Below are the records; pull every line that includes "structure".

━━━━━ Input records ━━━━━

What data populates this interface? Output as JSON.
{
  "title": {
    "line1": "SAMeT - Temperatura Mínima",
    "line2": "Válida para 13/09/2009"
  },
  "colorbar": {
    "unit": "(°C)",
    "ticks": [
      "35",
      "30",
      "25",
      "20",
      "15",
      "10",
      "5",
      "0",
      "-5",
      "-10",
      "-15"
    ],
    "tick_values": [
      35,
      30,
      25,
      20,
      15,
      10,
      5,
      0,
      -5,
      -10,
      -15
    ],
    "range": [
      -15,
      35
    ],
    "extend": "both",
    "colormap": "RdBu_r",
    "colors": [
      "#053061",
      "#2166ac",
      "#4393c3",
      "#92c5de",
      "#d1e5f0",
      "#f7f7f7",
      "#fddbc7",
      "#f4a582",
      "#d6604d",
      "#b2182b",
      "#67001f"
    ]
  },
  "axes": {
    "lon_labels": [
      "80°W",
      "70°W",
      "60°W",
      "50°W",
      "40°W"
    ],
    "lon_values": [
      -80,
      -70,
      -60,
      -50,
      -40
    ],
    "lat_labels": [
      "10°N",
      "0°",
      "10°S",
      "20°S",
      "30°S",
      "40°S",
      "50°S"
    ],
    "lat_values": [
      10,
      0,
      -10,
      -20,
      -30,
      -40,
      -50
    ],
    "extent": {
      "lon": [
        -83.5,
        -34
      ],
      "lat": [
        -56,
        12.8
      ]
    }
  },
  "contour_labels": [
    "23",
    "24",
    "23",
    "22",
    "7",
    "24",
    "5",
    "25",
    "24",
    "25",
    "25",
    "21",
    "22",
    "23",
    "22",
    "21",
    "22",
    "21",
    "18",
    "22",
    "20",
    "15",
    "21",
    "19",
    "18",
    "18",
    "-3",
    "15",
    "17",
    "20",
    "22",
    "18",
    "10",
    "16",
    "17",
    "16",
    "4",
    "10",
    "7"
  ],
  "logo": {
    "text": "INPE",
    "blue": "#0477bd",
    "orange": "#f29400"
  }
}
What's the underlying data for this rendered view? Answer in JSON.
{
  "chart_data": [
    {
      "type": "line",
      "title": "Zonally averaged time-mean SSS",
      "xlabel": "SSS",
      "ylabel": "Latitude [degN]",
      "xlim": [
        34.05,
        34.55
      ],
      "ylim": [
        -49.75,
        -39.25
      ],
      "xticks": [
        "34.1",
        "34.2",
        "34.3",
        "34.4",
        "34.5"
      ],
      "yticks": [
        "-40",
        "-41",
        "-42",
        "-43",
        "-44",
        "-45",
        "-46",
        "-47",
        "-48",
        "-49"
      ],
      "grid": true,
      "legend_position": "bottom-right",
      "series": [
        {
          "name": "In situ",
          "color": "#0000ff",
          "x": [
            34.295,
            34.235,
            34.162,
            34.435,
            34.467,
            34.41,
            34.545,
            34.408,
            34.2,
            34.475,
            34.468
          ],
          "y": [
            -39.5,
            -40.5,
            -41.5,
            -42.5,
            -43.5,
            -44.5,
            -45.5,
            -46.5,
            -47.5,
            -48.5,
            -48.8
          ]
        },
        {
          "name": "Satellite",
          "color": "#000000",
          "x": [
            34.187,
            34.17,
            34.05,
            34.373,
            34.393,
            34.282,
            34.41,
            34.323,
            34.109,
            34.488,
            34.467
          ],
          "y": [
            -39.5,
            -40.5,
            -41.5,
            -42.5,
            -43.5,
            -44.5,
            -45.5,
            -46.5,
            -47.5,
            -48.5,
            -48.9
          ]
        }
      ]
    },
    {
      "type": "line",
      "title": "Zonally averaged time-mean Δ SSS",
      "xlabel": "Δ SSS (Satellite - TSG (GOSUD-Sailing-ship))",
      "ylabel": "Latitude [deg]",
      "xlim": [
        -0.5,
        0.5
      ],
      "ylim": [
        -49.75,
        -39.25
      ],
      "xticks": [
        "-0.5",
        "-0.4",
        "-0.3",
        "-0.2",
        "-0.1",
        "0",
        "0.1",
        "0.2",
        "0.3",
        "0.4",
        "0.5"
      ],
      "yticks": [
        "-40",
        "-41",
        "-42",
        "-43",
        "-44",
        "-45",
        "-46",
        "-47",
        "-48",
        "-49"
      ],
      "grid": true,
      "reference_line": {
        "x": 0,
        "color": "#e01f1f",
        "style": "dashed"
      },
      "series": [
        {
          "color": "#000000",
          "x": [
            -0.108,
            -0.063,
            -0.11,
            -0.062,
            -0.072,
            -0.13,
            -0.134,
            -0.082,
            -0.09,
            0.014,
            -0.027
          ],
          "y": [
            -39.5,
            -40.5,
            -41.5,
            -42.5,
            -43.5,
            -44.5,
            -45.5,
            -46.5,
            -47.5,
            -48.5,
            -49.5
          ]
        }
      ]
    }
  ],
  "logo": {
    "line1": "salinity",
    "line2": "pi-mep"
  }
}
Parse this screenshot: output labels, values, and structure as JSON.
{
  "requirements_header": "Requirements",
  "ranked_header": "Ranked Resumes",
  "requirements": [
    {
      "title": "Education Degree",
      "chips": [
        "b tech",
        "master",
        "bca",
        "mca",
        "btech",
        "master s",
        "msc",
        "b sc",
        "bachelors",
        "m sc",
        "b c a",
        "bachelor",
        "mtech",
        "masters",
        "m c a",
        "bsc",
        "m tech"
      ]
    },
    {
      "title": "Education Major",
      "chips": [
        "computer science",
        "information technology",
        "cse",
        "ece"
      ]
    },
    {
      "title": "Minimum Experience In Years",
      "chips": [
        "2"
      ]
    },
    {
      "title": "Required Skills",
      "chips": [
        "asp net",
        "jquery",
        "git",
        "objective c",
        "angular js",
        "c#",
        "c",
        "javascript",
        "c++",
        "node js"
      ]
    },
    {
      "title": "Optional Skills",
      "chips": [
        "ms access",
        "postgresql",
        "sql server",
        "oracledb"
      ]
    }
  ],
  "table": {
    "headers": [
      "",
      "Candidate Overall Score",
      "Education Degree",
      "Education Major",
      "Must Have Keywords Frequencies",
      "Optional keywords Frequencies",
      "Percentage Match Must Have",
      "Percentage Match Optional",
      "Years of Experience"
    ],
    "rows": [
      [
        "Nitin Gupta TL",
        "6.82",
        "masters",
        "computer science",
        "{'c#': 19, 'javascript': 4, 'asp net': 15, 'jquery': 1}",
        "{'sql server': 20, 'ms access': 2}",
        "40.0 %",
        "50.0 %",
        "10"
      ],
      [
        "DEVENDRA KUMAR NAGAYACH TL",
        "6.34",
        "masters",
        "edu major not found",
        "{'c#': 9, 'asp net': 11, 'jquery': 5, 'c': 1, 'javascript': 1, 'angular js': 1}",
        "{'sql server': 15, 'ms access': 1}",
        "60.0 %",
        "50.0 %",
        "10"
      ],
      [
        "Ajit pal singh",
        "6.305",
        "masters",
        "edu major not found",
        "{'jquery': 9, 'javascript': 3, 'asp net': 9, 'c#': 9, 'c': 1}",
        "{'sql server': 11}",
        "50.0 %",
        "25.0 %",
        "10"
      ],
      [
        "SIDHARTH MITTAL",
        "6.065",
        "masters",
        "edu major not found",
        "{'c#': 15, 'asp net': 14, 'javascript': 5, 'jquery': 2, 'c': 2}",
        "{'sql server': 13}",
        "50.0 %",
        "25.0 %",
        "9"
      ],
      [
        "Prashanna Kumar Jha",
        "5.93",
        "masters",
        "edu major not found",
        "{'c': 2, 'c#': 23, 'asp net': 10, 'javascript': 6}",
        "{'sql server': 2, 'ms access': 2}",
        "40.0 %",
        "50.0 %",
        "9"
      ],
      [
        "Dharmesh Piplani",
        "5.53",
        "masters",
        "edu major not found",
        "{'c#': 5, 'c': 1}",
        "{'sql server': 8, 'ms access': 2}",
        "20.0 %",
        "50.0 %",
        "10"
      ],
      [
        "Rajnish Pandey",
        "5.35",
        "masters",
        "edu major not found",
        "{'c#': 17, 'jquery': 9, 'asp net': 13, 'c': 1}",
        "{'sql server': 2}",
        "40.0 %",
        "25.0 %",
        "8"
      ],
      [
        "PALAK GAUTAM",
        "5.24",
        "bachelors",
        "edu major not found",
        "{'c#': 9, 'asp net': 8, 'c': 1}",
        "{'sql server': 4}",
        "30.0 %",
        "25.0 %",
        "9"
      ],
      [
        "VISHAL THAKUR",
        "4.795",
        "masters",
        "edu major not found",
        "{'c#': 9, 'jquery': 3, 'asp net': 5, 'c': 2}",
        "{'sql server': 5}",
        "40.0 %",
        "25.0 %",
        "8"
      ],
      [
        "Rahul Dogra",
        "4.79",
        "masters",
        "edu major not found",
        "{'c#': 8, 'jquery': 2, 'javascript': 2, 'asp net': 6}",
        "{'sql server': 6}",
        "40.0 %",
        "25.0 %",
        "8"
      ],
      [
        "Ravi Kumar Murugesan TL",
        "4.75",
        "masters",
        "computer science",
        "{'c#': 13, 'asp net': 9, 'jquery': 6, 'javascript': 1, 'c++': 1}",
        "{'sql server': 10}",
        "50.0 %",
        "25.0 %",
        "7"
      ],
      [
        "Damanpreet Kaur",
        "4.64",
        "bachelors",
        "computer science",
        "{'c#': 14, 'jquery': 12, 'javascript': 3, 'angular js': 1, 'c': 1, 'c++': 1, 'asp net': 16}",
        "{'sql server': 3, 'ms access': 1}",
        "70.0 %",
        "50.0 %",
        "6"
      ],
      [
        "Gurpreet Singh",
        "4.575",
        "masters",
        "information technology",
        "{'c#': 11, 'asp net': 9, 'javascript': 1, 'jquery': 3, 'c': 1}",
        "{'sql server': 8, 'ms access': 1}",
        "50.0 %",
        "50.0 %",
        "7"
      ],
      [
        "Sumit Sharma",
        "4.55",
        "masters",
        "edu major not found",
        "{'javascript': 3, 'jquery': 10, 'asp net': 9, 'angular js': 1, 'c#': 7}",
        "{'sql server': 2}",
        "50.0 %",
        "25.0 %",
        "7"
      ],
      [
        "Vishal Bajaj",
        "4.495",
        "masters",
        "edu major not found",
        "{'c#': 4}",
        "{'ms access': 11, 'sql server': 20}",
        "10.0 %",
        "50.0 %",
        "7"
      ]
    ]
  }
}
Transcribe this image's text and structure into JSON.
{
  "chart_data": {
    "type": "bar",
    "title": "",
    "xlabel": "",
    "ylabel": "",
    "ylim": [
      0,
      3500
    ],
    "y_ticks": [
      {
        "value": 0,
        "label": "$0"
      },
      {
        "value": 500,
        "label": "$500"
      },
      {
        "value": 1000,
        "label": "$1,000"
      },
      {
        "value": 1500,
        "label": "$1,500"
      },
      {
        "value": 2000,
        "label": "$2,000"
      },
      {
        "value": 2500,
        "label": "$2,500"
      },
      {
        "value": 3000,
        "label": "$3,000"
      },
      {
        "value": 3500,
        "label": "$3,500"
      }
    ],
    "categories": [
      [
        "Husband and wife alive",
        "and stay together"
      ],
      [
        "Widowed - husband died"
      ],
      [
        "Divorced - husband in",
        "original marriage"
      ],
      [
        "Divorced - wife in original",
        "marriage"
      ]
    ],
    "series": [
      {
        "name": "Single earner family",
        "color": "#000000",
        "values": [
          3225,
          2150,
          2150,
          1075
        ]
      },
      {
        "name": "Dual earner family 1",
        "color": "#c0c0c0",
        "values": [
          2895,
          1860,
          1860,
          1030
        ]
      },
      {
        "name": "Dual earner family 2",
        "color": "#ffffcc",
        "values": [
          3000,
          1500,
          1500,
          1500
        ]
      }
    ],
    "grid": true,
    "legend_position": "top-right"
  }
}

━━━━━

### Exercise result
Parse this screenshot: output labels, values, and structure as JSON.
Transcribe this image's text and structure into JSON.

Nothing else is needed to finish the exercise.